(Stored dataset items)
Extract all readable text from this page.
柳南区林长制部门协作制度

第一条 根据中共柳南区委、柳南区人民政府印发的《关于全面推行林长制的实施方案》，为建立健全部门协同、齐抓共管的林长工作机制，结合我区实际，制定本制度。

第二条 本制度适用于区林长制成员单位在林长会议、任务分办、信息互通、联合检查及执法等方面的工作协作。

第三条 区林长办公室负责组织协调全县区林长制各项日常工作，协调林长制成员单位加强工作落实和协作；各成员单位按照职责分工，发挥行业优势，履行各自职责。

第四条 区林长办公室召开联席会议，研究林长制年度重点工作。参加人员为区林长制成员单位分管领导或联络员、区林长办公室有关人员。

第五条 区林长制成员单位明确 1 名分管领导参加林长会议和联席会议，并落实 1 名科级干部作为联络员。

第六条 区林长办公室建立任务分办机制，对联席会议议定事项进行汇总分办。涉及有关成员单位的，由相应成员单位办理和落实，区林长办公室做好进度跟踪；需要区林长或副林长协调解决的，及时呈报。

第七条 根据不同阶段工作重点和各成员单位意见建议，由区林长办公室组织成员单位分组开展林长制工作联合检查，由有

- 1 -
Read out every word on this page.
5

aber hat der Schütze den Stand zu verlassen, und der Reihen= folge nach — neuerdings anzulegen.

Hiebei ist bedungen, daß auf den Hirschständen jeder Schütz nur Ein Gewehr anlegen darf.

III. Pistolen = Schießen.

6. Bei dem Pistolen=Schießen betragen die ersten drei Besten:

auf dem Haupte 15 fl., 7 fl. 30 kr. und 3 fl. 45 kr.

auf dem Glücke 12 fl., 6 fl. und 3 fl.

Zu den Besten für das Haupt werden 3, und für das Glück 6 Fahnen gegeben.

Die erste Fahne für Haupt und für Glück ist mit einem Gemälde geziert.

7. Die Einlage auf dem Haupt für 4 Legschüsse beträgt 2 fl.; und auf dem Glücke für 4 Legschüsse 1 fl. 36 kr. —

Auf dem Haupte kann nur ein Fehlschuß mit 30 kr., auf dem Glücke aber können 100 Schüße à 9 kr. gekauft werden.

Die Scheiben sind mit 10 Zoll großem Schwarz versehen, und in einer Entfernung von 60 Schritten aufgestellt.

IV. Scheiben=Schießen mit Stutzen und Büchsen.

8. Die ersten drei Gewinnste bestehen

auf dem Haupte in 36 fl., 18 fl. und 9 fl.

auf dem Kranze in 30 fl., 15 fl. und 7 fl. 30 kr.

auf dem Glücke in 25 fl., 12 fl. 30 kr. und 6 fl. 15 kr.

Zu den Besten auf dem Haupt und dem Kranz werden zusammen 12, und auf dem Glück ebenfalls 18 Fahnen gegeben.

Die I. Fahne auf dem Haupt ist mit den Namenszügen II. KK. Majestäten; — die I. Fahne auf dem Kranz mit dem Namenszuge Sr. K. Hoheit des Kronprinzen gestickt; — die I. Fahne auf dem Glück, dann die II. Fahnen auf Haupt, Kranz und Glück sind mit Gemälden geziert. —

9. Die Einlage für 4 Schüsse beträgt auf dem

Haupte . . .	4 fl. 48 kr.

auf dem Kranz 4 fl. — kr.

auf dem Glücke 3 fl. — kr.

=== SET EXERCISE ===
Find the word "ersten" in the records and pull out each line that has it.

=== EXERCISE RESPONSE ===
6. Bei dem Pistolen=Schießen betragen die ersten drei Besten:
8. Die ersten drei Gewinnste bestehen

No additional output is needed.